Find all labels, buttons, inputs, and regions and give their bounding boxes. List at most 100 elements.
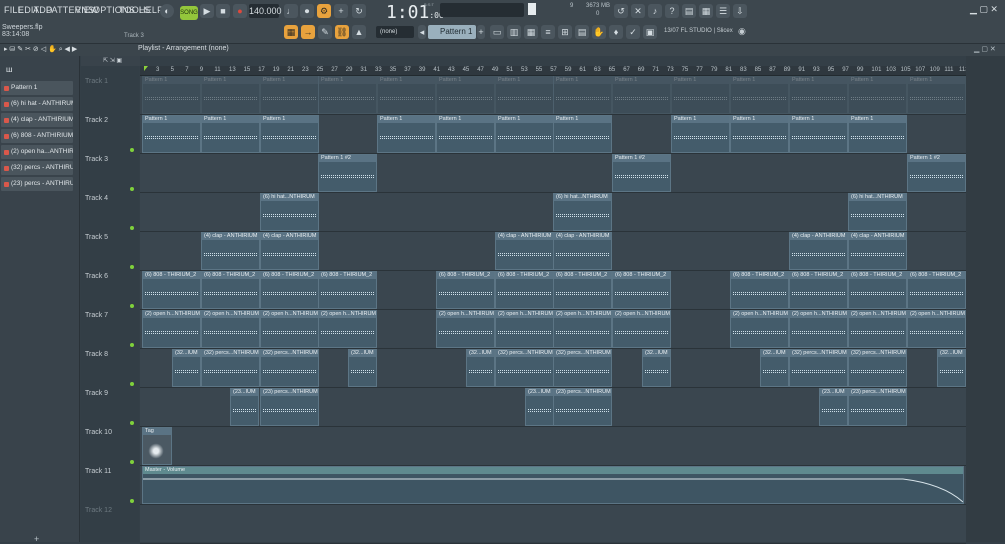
clip[interactable]: (6) hi hat...NTHIRUM [260,193,319,231]
clip[interactable]: Pattern 1 [142,76,201,114]
window-controls[interactable]: ▁ ▢ ✕ [970,4,998,15]
track-7-lane[interactable]: (2) open h...NTHIRUM (2) open h...NTHIRUM… [140,310,966,349]
clip[interactable]: Pattern 1 [789,76,848,114]
playlist-grid[interactable]: Pattern 1 Pattern 1 Pattern 1 Pattern 1 Patt… [140,76,966,544]
clip[interactable]: (23) percs...NTHIRUM [260,388,319,426]
track-1-name[interactable]: Track 1 [85,78,108,85]
clip[interactable]: (6) 808 - THIRIUM_2 [495,271,554,309]
clip[interactable]: (23) percs...NTHIRUM [848,388,907,426]
track-11-mute-led[interactable] [130,499,134,503]
view-script-icon[interactable]: ✓ [626,25,640,39]
track-8-mute-led[interactable] [130,382,134,386]
clip[interactable]: (23) percs...NTHIRUM [553,388,612,426]
clip[interactable]: (6) 808 - THIRIUM_2 [201,271,260,309]
track-2-mute-led[interactable] [130,148,134,152]
clip[interactable]: Pattern 1 [377,115,436,153]
pattern-item-3[interactable]: (4) clap - ANTHIRIUM [1,113,73,127]
clip[interactable]: (2) open h...NTHIRUM [142,310,201,348]
add-icon[interactable]: + [34,534,39,544]
clip[interactable]: Pattern 1 [907,76,966,114]
clip[interactable]: (2) open h...NTHIRUM [907,310,966,348]
metronome-icon[interactable]: ♩ [284,4,298,18]
song-mode-button[interactable]: SONG [180,6,198,20]
clip[interactable]: (32) percs...NTHIRUM [789,349,848,387]
pattern-selector[interactable]: Pattern 1 [428,25,476,39]
clip[interactable]: (4) clap - ANTHIRIUM [260,232,319,270]
clip[interactable]: Pattern 1 [730,115,789,153]
track-9-lane[interactable]: (23...IUM (23) percs...NTHIRUM (23...IUM (2… [140,388,966,427]
track-4-mute-led[interactable] [130,226,134,230]
help-icon[interactable]: ? [665,4,679,18]
snap-select[interactable]: (none) [376,26,414,38]
playlist-window-controls[interactable]: ▁ ▢ ✕ [974,45,996,53]
view-pianoroll-icon[interactable]: ▥ [507,25,521,39]
clip[interactable]: Pattern 1 [436,115,495,153]
pattern-item-1[interactable]: Pattern 1 [1,81,73,95]
clip[interactable]: (6) 808 - THIRIUM_2 [612,271,671,309]
track-6-lane[interactable]: (6) 808 - THIRIUM_2 (6) 808 - THIRIUM_2 (6… [140,271,966,310]
shop-icon[interactable]: ▣ [643,25,657,39]
track-6-mute-led[interactable] [130,304,134,308]
track-8-name[interactable]: Track 8 [85,351,108,358]
browser-menu-icon[interactable]: ш [6,65,12,74]
clip[interactable]: Pattern 1 [671,115,730,153]
clip[interactable]: Pattern 1 [553,115,612,153]
clip[interactable]: Pattern 1 [201,115,260,153]
clip[interactable]: (23...IUM [230,388,259,426]
globe-icon[interactable]: ◉ [738,26,746,37]
link-icon[interactable]: ⛓ [335,25,349,39]
clip[interactable]: Pattern 1 #2 [318,154,377,192]
track-7-name[interactable]: Track 7 [85,312,108,319]
clip[interactable]: (23...IUM [525,388,554,426]
playlist-button-icon[interactable]: ▦ [284,25,298,39]
clip[interactable]: (32) percs...NTHIRUM [260,349,319,387]
clip[interactable]: (2) open h...NTHIRUM [436,310,495,348]
clip[interactable]: (6) 808 - THIRIUM_2 [142,271,201,309]
clip[interactable]: Pattern 1 [789,115,848,153]
clip[interactable]: (32) percs...NTHIRUM [553,349,612,387]
clip[interactable]: Pattern 1 [495,76,554,114]
clip[interactable]: (23...IUM [819,388,848,426]
track-10-lane[interactable]: Tag [140,427,966,466]
clip[interactable]: Pattern 1 [553,76,612,114]
clip[interactable]: (4) clap - ANTHIRIUM [495,232,554,270]
record-mode-icon[interactable]: ◐ [160,4,174,18]
track-5-lane[interactable]: (4) clap - ANTHIRIUM (4) clap - ANTHIRIUM… [140,232,966,271]
clip[interactable]: (6) 808 - THIRIUM_2 [730,271,789,309]
automation-clip[interactable]: Master - Volume [142,466,964,504]
clip[interactable]: (6) 808 - THIRIUM_2 [318,271,377,309]
clip[interactable]: (32...IUM [760,349,789,387]
timeline-ruler[interactable]: 3 5 7 9 11 13 15 17 19 21 23 25 27 29 31 33 35 37 39 41 43 45… [140,66,1005,76]
clip[interactable]: (2) open h...NTHIRUM [201,310,260,348]
track-11-name[interactable]: Track 11 [85,468,111,475]
view-tuner-icon[interactable]: ♦ [609,25,623,39]
clip[interactable]: (32) percs...NTHIRUM [495,349,554,387]
clip[interactable]: (32...IUM [642,349,671,387]
clip[interactable]: (4) clap - ANTHIRIUM [201,232,260,270]
play-button[interactable]: ▶ [200,4,214,18]
clip[interactable]: Pattern 1 [377,76,436,114]
clip[interactable]: (2) open h...NTHIRUM [553,310,612,348]
track-2-name[interactable]: Track 2 [85,117,108,124]
wait-input-icon[interactable]: ⏺ [300,4,314,18]
clip[interactable]: (2) open h...NTHIRUM [730,310,789,348]
clip[interactable]: Pattern 1 [671,76,730,114]
view-channelrack-icon[interactable]: ▦ [524,25,538,39]
prev-pattern-icon[interactable]: ◂ [418,25,426,39]
microphone-icon[interactable]: ♪ [648,4,662,18]
track-12-name[interactable]: Track 12 [85,507,112,514]
clip[interactable]: (32...IUM [348,349,377,387]
track-10-mute-led[interactable] [130,460,134,464]
pattern-item-2[interactable]: (6) hi hat - ANTHIRUM [1,97,73,111]
save-icon[interactable]: ▤ [682,4,696,18]
clip[interactable]: (6) hi hat...NTHIRUM [553,193,612,231]
track-4-lane[interactable]: (6) hi hat...NTHIRUM (6) hi hat...NTHIRUM… [140,193,966,232]
clip[interactable]: (6) 808 - THIRIUM_2 [848,271,907,309]
clip[interactable]: (4) clap - ANTHIRIUM [553,232,612,270]
track-5-name[interactable]: Track 5 [85,234,108,241]
clip[interactable]: (6) 808 - THIRIUM_2 [907,271,966,309]
brush-icon[interactable]: ✎ [318,25,332,39]
news-ticker[interactable]: 13/07 FL STUDIO | Slicex [664,28,733,34]
clip[interactable]: Pattern 1 [730,76,789,114]
track-9-mute-led[interactable] [130,421,134,425]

-=-=-=-=-

Digite novamente, sem nenhuma alteração, todas as linhas da listagem acima e omita as imagens na sua resposta.

Find all labels, buttons, inputs, and regions and give their bounding boxes. List at most 100 elements.
clip[interactable]: (6) hi hat...NTHIRUM [260,193,319,231]
clip[interactable]: Pattern 1 [142,76,201,114]
window-controls[interactable]: ▁ ▢ ✕ [970,4,998,15]
track-7-lane[interactable]: (2) open h...NTHIRUM (2) open h...NTHIRUM… [140,310,966,349]
clip[interactable]: Pattern 1 [789,76,848,114]
playlist-grid[interactable]: Pattern 1 Pattern 1 Pattern 1 Pattern 1 Patt… [140,76,966,544]
clip[interactable]: (23) percs...NTHIRUM [260,388,319,426]
track-1-name[interactable]: Track 1 [85,78,108,85]
clip[interactable]: (6) 808 - THIRIUM_2 [495,271,554,309]
clip[interactable]: (23) percs...NTHIRUM [848,388,907,426]
track-11-mute-led[interactable] [130,499,134,503]
view-script-icon[interactable]: ✓ [626,25,640,39]
track-8-mute-led[interactable] [130,382,134,386]
clip[interactable]: (23) percs...NTHIRUM [553,388,612,426]
clip[interactable]: (6) 808 - THIRIUM_2 [201,271,260,309]
track-2-mute-led[interactable] [130,148,134,152]
clip[interactable]: Pattern 1 [377,115,436,153]
pattern-item-3[interactable]: (4) clap - ANTHIRIUM [1,113,73,127]
clip[interactable]: (2) open h...NTHIRUM [142,310,201,348]
add-icon[interactable]: + [34,534,39,544]
clip[interactable]: Pattern 1 [907,76,966,114]
clip[interactable]: (2) open h...NTHIRUM [907,310,966,348]
metronome-icon[interactable]: ♩ [284,4,298,18]
song-mode-button[interactable]: SONG [180,6,198,20]
clip[interactable]: (32) percs...NTHIRUM [789,349,848,387]
pattern-selector[interactable]: Pattern 1 [428,25,476,39]
clip[interactable]: (4) clap - ANTHIRIUM [260,232,319,270]
clip[interactable]: Pattern 1 [730,115,789,153]
track-9-lane[interactable]: (23...IUM (23) percs...NTHIRUM (23...IUM (2… [140,388,966,427]
track-4-mute-led[interactable] [130,226,134,230]
help-icon[interactable]: ? [665,4,679,18]
snap-select[interactable]: (none) [376,26,414,38]
playlist-window-controls[interactable]: ▁ ▢ ✕ [974,45,996,53]
view-pianoroll-icon[interactable]: ▥ [507,25,521,39]
clip[interactable]: Pattern 1 [436,115,495,153]
pattern-item-1[interactable]: Pattern 1 [1,81,73,95]
clip[interactable]: (6) 808 - THIRIUM_2 [612,271,671,309]
track-6-lane[interactable]: (6) 808 - THIRIUM_2 (6) 808 - THIRIUM_2 (6… [140,271,966,310]
shop-icon[interactable]: ▣ [643,25,657,39]
track-6-mute-led[interactable] [130,304,134,308]
track-8-name[interactable]: Track 8 [85,351,108,358]
browser-menu-icon[interactable]: ш [6,65,12,74]
clip[interactable]: Pattern 1 [671,115,730,153]
clip[interactable]: Pattern 1 [553,115,612,153]
clip[interactable]: Pattern 1 [201,115,260,153]
clip[interactable]: (23...IUM [230,388,259,426]
globe-icon[interactable]: ◉ [738,26,746,37]
link-icon[interactable]: ⛓ [335,25,349,39]
clip[interactable]: Pattern 1 #2 [318,154,377,192]
track-7-name[interactable]: Track 7 [85,312,108,319]
clip[interactable]: (23...IUM [525,388,554,426]
playlist-button-icon[interactable]: ▦ [284,25,298,39]
clip[interactable]: (32) percs...NTHIRUM [260,349,319,387]
clip[interactable]: (2) open h...NTHIRUM [436,310,495,348]
clip[interactable]: (6) 808 - THIRIUM_2 [142,271,201,309]
clip[interactable]: Pattern 1 [789,115,848,153]
clip[interactable]: (32) percs...NTHIRUM [553,349,612,387]
clip[interactable]: Pattern 1 [495,76,554,114]
clip[interactable]: (23...IUM [819,388,848,426]
track-10-lane[interactable]: Tag [140,427,966,466]
clip[interactable]: Pattern 1 [553,76,612,114]
clip[interactable]: (4) clap - ANTHIRIUM [495,232,554,270]
record-mode-icon[interactable]: ◐ [160,4,174,18]
track-5-lane[interactable]: (4) clap - ANTHIRIUM (4) clap - ANTHIRIUM… [140,232,966,271]
clip[interactable]: (6) 808 - THIRIUM_2 [730,271,789,309]
automation-clip[interactable]: Master - Volume [142,466,964,504]
clip[interactable]: (6) 808 - THIRIUM_2 [318,271,377,309]
clip[interactable]: (32...IUM [760,349,789,387]
timeline-ruler[interactable]: 3 5 7 9 11 13 15 17 19 21 23 25 27 29 31 33 35 37 39 41 43 45… [140,66,1005,76]
clip[interactable]: (2) open h...NTHIRUM [201,310,260,348]
track-11-name[interactable]: Track 11 [85,468,111,475]
view-tuner-icon[interactable]: ♦ [609,25,623,39]
clip[interactable]: (32) percs...NTHIRUM [495,349,554,387]
clip[interactable]: (32...IUM [642,349,671,387]
clip[interactable]: (4) clap - ANTHIRIUM [201,232,260,270]
play-button[interactable]: ▶ [200,4,214,18]
clip[interactable]: Pattern 1 [377,76,436,114]
clip[interactable]: (2) open h...NTHIRUM [553,310,612,348]
track-2-name[interactable]: Track 2 [85,117,108,124]
wait-input-icon[interactable]: ⏺ [300,4,314,18]
clip[interactable]: (2) open h...NTHIRUM [730,310,789,348]
clip[interactable]: Pattern 1 [671,76,730,114]
view-channelrack-icon[interactable]: ▦ [524,25,538,39]
prev-pattern-icon[interactable]: ◂ [418,25,426,39]
microphone-icon[interactable]: ♪ [648,4,662,18]
track-12-name[interactable]: Track 12 [85,507,112,514]
clip[interactable]: (32...IUM [348,349,377,387]
track-10-mute-led[interactable] [130,460,134,464]
pattern-item-2[interactable]: (6) hi hat - ANTHIRUM [1,97,73,111]
save-icon[interactable]: ▤ [682,4,696,18]
clip[interactable]: (6) hi hat...NTHIRUM [553,193,612,231]
track-4-lane[interactable]: (6) hi hat...NTHIRUM (6) hi hat...NTHIRUM… [140,193,966,232]
clip[interactable]: (6) 808 - THIRIUM_2 [848,271,907,309]
clip[interactable]: (4) clap - ANTHIRIUM [553,232,612,270]
track-5-name[interactable]: Track 5 [85,234,108,241]
clip[interactable]: (6) 808 - THIRIUM_2 [907,271,966,309]
brush-icon[interactable]: ✎ [318,25,332,39]
news-ticker[interactable]: 13/07 FL STUDIO | Slicex [664,28,733,34]
clip[interactable]: Pattern 1 [730,76,789,114]
track-9-mute-led[interactable] [130,421,134,425]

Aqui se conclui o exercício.